**TASK**
Reproduce word for word the stretch of the AspectJ mailing-list message below from "An alternative approach" through "trying to do.".

**QUOTED PASSAGE**
■ ■ ■ ■

I’m assuming your EJB’s are running in the same VM as the Web application,
and that you are authenticating users to the Web application. If that is not
the case, there are other options to consider (*). In this case, you can
indeed use the wormhole pattern. The easiest way is to use a percflow
aspect, where you want the cflow of a request. I’ve done it like this
before:

public abstract aspect ServletAuthenticationContext
percflow(serveltRequest()) {
   public pointcut servletRequest() : execution(execution(*
HttpServlet.do*(..));

   private User user;

   protected abstract pointcut authentication(User user);

   after(User user) returning: authentication(user) {
       this.user = user;
   }

   // you can extend this aspect to define how to authenticate & you can
write advice that uses the user variable
   // there will be one instance of this aspect per Web request
}

An alternative approach is to have a singleton aspect and to use a
ThreadLocal or even an InheritedThreadLocal to manage the state. But I think
a percflow aspect is a good match for what you are trying to do.

Ron

(*) I posted to this mailing list a while ago a way to pass extra context to
distributed EJB’s with an aspect. You might also consider using J2EE
security and getting the user’s principal from that.


________________________________________
From: ajdt-dev-bounces@xxxxxxxxxxx [mailto:ajdt-dev-bounces@xxxxxxxxxxx] On
Behalf Of Marco Mistroni
Sent: Wednesday, February 15, 2006 4:59 AM
To: AspectJ Development Tools developer discussions
Subject: [ajdt-dev] AOP question / wormhole

Hello all,
  sorry for this partially- off-topic question
i have following usecase..
I need to track changes to some database tables  (backed by EJBs), and for
that i need to 
get the user who did it as well as the data which has changed 

My 'changes' are in a context of a webapplication, where the user first logs
in to the application
and then will do all changes needed.

I have no problem in tracking changes (i can intercept hte methods of EJBs
which do the changes), but 
i m stuck in finding out how to get the user,.since the user who logs in is
not passed down to the
EJB layer.

Obviously, i can write a LoginAspect that intercepts the login process,
store locally the user and then make it available 
to other aspects in my application
THis will work fine if the system will be used by only one user (considering
the aspect will have default
association), but i have problems in undestanding
what will happen when there will be multiple users logging in,how to track
them 

I can't use anymore the 'default association'  LoginAspect, because (my
opinion) if user1 logs in to the system,and
after that user2 logs in, the LoginAspect will have user2 'stored' as user.
and if
user1 do changes, the ChangeAspect, invoking LoginAspect.getUser()  will get
as user user2..
.
I have tried to use the wormhole pattern, but it didnt work out.... 

maybe i am missing something about association, but how can i have a 'Per
User' association 
for my LoginAspect?

does anyone have any idea on how to do that?

■ ■ ■ ■

**Saved entries**
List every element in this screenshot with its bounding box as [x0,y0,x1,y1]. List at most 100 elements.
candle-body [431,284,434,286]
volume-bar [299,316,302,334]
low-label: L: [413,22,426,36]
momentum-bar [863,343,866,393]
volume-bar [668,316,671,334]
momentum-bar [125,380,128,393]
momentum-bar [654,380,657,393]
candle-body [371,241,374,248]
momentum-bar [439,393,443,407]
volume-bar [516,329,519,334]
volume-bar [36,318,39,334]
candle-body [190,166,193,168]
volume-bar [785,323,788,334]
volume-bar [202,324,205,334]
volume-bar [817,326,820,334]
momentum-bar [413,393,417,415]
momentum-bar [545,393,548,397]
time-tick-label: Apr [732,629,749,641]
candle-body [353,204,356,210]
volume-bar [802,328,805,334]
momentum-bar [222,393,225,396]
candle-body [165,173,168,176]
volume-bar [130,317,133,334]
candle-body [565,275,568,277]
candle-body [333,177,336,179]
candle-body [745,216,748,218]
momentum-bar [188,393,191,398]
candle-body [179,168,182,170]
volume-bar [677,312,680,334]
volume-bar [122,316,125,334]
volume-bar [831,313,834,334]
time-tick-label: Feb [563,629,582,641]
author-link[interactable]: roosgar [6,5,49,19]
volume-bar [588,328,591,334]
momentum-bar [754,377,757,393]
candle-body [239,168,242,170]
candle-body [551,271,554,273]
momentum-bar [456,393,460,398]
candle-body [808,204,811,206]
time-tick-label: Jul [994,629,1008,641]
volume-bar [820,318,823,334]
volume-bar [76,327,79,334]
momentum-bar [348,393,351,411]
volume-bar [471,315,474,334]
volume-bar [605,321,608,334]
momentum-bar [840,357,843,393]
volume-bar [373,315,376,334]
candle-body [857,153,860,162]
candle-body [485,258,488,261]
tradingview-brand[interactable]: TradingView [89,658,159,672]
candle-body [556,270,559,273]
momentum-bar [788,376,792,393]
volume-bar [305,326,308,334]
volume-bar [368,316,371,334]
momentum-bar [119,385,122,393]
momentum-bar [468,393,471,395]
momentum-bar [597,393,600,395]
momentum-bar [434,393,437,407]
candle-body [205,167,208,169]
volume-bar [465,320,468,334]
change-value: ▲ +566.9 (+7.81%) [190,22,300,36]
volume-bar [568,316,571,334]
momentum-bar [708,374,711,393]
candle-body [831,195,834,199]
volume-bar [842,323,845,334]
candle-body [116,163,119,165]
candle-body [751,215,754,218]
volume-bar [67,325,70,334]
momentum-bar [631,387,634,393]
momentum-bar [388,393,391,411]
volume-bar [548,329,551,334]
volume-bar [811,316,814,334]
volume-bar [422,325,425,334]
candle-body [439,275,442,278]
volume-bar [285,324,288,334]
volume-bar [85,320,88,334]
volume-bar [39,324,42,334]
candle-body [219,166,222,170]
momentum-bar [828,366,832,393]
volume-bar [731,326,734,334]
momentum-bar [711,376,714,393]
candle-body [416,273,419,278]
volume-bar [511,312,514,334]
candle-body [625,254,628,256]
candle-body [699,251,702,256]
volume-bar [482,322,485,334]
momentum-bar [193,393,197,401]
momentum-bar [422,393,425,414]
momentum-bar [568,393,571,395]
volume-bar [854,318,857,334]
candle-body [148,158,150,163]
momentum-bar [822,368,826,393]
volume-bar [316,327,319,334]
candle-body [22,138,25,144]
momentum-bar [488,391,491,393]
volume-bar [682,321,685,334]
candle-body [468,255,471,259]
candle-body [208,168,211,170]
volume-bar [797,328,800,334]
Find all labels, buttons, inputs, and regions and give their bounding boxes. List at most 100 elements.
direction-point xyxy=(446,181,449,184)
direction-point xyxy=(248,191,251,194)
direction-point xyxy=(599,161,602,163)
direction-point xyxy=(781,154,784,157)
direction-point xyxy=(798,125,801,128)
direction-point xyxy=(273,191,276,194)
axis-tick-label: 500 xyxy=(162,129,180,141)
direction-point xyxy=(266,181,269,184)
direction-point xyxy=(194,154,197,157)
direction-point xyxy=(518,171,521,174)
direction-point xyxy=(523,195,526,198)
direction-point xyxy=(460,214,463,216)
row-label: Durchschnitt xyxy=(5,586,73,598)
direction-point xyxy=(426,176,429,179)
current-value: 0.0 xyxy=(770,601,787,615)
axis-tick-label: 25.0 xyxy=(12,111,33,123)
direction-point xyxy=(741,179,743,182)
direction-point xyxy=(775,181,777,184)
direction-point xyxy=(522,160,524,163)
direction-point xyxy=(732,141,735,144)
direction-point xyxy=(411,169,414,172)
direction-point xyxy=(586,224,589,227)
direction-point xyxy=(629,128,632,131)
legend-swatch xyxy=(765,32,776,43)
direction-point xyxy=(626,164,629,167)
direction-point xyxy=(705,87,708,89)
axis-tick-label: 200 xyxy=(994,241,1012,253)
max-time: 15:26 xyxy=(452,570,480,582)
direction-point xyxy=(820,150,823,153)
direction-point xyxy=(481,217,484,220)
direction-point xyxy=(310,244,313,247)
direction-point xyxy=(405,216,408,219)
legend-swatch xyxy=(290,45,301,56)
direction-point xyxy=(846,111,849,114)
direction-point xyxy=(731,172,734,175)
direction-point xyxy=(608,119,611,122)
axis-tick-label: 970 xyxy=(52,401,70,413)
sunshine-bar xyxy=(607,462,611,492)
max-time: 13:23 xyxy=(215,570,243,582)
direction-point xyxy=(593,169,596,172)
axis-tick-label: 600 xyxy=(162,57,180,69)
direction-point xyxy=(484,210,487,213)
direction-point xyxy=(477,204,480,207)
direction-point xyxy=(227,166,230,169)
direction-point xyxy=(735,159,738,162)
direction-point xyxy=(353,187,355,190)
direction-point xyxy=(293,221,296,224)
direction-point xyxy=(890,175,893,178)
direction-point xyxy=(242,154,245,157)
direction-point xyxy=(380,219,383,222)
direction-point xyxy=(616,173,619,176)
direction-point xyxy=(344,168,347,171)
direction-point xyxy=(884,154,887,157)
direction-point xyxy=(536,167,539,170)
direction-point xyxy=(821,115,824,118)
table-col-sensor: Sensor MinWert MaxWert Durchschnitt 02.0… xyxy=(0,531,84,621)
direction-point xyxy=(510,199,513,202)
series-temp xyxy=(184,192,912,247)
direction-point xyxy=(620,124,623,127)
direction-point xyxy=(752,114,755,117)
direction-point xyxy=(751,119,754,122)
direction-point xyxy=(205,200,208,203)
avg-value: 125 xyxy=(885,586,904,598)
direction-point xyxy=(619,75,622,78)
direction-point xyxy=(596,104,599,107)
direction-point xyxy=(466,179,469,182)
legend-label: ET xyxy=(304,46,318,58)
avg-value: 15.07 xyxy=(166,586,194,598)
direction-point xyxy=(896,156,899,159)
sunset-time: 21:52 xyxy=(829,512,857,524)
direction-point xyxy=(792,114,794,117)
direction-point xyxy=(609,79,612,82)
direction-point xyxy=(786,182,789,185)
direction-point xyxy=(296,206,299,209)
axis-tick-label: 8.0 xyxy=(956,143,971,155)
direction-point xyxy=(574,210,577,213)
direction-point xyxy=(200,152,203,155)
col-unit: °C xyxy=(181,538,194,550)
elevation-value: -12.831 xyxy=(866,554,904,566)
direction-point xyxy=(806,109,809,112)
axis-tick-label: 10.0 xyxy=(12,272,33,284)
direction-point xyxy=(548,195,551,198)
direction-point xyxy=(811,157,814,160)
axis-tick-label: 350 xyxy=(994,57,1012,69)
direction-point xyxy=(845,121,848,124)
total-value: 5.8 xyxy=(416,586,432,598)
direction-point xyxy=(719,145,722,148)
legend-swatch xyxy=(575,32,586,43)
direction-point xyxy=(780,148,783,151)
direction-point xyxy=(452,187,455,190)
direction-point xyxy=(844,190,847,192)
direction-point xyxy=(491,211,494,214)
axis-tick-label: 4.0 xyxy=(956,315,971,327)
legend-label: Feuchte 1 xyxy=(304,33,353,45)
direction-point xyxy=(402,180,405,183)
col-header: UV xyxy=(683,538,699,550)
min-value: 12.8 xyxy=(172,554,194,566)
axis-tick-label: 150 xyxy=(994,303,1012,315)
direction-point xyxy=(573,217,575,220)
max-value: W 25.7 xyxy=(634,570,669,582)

■ ■ ■ ■

**EXPECTED OUTPUT**
An alternative approach is to have a singleton aspect and to use a
ThreadLocal or even an InheritedThreadLocal to manage the state. But I think
a percflow aspect is a good match for what you are trying to do.